The exercise ->
Copy out the records from the start through the line containing "hadith-text: وهو حيّ". Include that line.

Stored entries:
┄┄┄┄┄┄┄┄┄┄┄┄┄┄┄┄┄┄┄┄

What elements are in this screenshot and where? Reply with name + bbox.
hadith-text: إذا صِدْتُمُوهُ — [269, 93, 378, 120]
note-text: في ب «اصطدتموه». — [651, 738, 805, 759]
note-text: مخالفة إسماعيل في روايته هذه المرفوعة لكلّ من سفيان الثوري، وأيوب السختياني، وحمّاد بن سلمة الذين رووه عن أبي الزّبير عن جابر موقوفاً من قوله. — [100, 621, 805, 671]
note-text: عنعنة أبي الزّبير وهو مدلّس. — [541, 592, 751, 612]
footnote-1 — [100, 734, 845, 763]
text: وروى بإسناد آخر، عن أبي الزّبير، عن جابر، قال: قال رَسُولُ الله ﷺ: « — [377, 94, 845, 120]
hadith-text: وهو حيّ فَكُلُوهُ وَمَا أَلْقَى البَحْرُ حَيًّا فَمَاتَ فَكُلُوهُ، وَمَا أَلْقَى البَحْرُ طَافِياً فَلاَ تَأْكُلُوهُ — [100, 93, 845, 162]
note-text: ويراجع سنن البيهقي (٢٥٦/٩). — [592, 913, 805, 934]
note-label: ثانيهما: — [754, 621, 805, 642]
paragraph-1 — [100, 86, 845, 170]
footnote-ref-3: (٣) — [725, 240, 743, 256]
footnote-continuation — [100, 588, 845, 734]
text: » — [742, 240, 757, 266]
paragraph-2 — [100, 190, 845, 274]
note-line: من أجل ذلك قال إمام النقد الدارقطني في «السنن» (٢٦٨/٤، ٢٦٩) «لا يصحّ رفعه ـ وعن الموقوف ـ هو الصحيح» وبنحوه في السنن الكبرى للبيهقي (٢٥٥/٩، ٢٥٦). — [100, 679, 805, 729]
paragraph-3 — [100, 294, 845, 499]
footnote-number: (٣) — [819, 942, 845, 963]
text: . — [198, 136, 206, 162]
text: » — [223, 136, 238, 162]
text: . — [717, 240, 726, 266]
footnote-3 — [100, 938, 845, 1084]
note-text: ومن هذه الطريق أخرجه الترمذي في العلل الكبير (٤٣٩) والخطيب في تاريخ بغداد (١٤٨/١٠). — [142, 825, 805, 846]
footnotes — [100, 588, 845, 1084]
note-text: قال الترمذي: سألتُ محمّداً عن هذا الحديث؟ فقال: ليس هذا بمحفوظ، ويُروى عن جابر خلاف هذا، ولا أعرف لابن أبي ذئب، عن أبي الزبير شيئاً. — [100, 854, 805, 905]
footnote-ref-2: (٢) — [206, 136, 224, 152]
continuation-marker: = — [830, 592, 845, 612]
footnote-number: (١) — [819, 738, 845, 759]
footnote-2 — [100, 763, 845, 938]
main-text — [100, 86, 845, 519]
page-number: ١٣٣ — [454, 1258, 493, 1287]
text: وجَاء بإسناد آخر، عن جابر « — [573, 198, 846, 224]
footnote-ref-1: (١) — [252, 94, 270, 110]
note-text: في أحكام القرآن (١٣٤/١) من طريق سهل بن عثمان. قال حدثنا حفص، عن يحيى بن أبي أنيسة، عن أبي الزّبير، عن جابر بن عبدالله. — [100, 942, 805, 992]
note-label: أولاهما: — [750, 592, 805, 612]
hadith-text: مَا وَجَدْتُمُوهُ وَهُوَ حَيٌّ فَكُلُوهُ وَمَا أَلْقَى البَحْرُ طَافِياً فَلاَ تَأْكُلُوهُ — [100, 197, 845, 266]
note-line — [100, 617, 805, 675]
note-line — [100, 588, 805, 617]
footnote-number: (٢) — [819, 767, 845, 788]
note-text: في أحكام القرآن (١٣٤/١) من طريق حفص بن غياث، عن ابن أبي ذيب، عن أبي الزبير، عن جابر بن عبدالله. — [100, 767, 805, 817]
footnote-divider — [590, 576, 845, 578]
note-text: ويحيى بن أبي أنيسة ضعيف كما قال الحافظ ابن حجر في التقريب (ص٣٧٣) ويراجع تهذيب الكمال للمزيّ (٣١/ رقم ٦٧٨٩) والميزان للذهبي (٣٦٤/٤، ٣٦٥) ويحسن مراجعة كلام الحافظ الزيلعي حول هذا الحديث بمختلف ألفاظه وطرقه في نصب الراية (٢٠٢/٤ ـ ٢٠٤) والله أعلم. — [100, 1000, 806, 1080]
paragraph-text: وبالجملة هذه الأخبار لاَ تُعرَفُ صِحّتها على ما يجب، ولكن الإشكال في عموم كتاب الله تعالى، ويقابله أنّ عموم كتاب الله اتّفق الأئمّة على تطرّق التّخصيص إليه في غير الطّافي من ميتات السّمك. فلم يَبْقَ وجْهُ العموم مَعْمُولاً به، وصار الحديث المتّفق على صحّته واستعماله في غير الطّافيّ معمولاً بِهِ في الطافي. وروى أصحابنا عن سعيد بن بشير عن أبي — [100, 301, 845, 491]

┄┄┄┄┄┄┄┄┄┄┄┄┄┄┄┄┄┄┄┄

Completed exercise ->
What elements are in this screenshot and where? Reply with name + bbox.
hadith-text: إذا صِدْتُمُوهُ — [269, 93, 378, 120]
note-text: في ب «اصطدتموه». — [651, 738, 805, 759]
note-text: مخالفة إسماعيل في روايته هذه المرفوعة لكلّ من سفيان الثوري، وأيوب السختياني، وحمّاد بن سلمة الذين رووه عن أبي الزّبير عن جابر موقوفاً من قوله. — [100, 621, 805, 671]
note-text: عنعنة أبي الزّبير وهو مدلّس. — [541, 592, 751, 612]
footnote-1 — [100, 734, 845, 763]
text: وروى بإسناد آخر، عن أبي الزّبير، عن جابر، قال: قال رَسُولُ الله ﷺ: « — [377, 94, 845, 120]
hadith-text: وهو حيّ فَكُلُوهُ وَمَا أَلْقَى البَحْرُ حَيًّا فَمَاتَ فَكُلُوهُ، وَمَا أَلْقَى البَحْرُ طَافِياً فَلاَ تَأْكُلُوهُ — [100, 93, 845, 162]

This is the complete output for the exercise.